### TASK GOAL
Restate each line of the listing exactly, without carrying over any pictures.

### DATASET ENTRIES

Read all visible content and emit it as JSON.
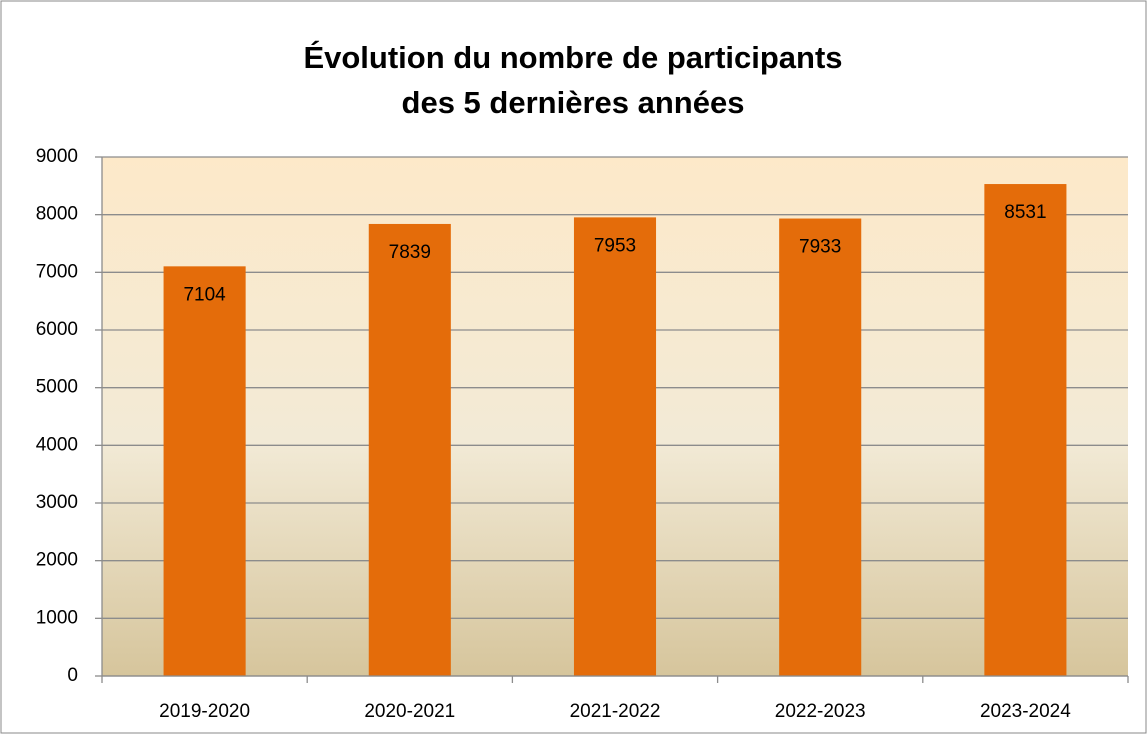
{
  "chart_data": {
    "type": "bar",
    "title": [
      "Évolution du nombre de participants",
      "des 5 dernières années"
    ],
    "categories": [
      "2019-2020",
      "2020-2021",
      "2021-2022",
      "2022-2023",
      "2023-2024"
    ],
    "values": [
      7104,
      7839,
      7953,
      7933,
      8531
    ],
    "color": "#e46c0a",
    "ylim": [
      0,
      9000
    ],
    "yticks": [
      0,
      1000,
      2000,
      3000,
      4000,
      5000,
      6000,
      7000,
      8000,
      9000
    ],
    "grid": true
  }
}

### WRITTEN RESPONSE
Read all visible content and emit it as JSON.
{
  "chart_data": {
    "type": "bar",
    "title": [
      "Évolution du nombre de participants",
      "des 5 dernières années"
    ],
    "categories": [
      "2019-2020",
      "2020-2021",
      "2021-2022",
      "2022-2023",
      "2023-2024"
    ],
    "values": [
      7104,
      7839,
      7953,
      7933,
      8531
    ],
    "color": "#e46c0a",
    "ylim": [
      0,
      9000
    ],
    "yticks": [
      0,
      1000,
      2000,
      3000,
      4000,
      5000,
      6000,
      7000,
      8000,
      9000
    ],
    "grid": true
  }
}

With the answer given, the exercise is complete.